[Document page records]

----------------

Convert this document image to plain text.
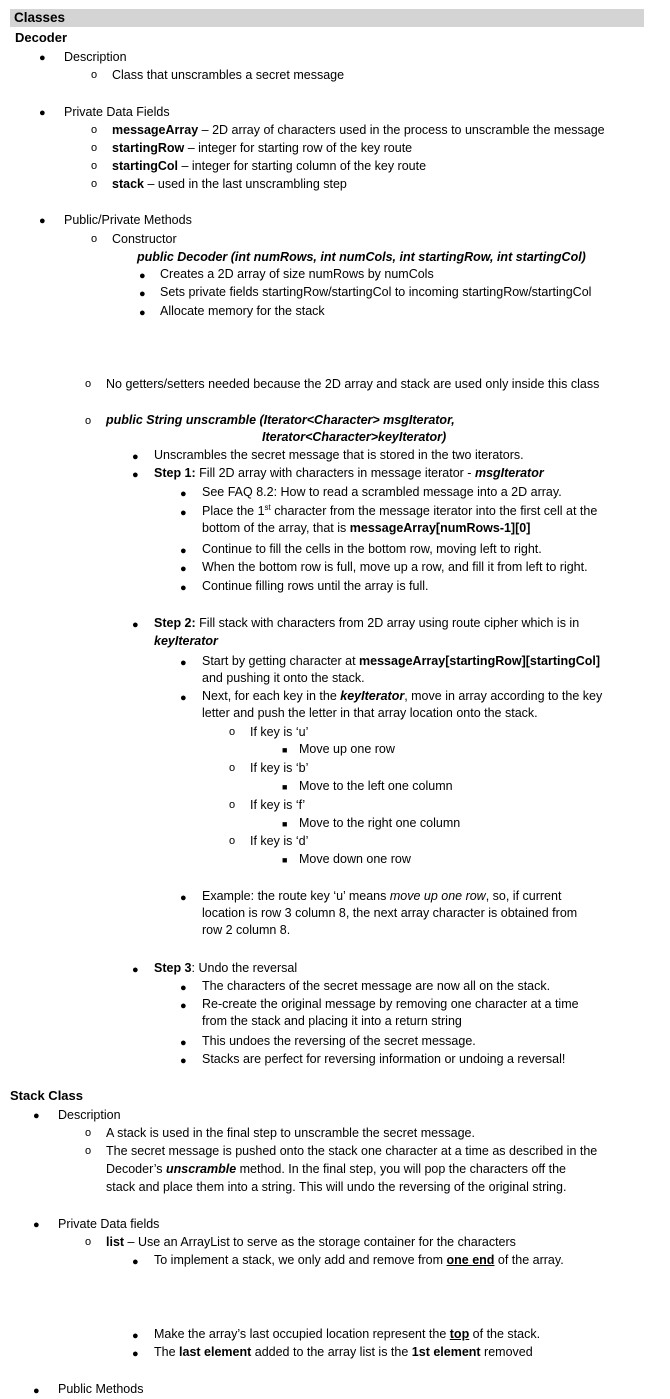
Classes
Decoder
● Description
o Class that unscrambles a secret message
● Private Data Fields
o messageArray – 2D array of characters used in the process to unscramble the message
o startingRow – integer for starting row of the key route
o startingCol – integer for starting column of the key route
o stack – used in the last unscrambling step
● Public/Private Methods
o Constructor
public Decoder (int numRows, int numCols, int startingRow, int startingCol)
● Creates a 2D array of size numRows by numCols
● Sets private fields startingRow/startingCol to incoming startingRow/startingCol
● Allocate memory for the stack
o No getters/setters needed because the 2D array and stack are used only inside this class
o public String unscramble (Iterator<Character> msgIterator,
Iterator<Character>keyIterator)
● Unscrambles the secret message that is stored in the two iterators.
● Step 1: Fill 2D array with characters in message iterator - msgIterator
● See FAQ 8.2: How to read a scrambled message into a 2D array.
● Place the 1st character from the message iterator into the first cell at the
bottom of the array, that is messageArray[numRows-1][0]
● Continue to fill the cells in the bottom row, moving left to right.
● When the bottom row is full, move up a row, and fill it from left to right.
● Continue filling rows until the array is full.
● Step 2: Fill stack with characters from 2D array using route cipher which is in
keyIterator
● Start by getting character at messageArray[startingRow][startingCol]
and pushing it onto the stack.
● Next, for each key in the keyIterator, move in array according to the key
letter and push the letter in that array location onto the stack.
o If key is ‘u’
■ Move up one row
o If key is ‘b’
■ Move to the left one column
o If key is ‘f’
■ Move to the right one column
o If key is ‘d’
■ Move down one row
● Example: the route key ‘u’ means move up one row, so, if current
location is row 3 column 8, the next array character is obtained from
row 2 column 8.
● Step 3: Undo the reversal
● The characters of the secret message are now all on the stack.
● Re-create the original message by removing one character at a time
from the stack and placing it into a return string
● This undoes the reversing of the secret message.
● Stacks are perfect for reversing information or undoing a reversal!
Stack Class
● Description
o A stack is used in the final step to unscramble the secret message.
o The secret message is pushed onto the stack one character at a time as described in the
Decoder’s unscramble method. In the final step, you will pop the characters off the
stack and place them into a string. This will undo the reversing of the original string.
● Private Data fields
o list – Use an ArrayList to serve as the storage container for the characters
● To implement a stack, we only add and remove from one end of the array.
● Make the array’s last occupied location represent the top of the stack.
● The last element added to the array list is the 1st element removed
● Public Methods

----------------

### EXERCISE PROMPT
Filter the entries above and return only the lines holding "Data".

### COMPLETED TASK
● Private Data Fields
● Private Data fields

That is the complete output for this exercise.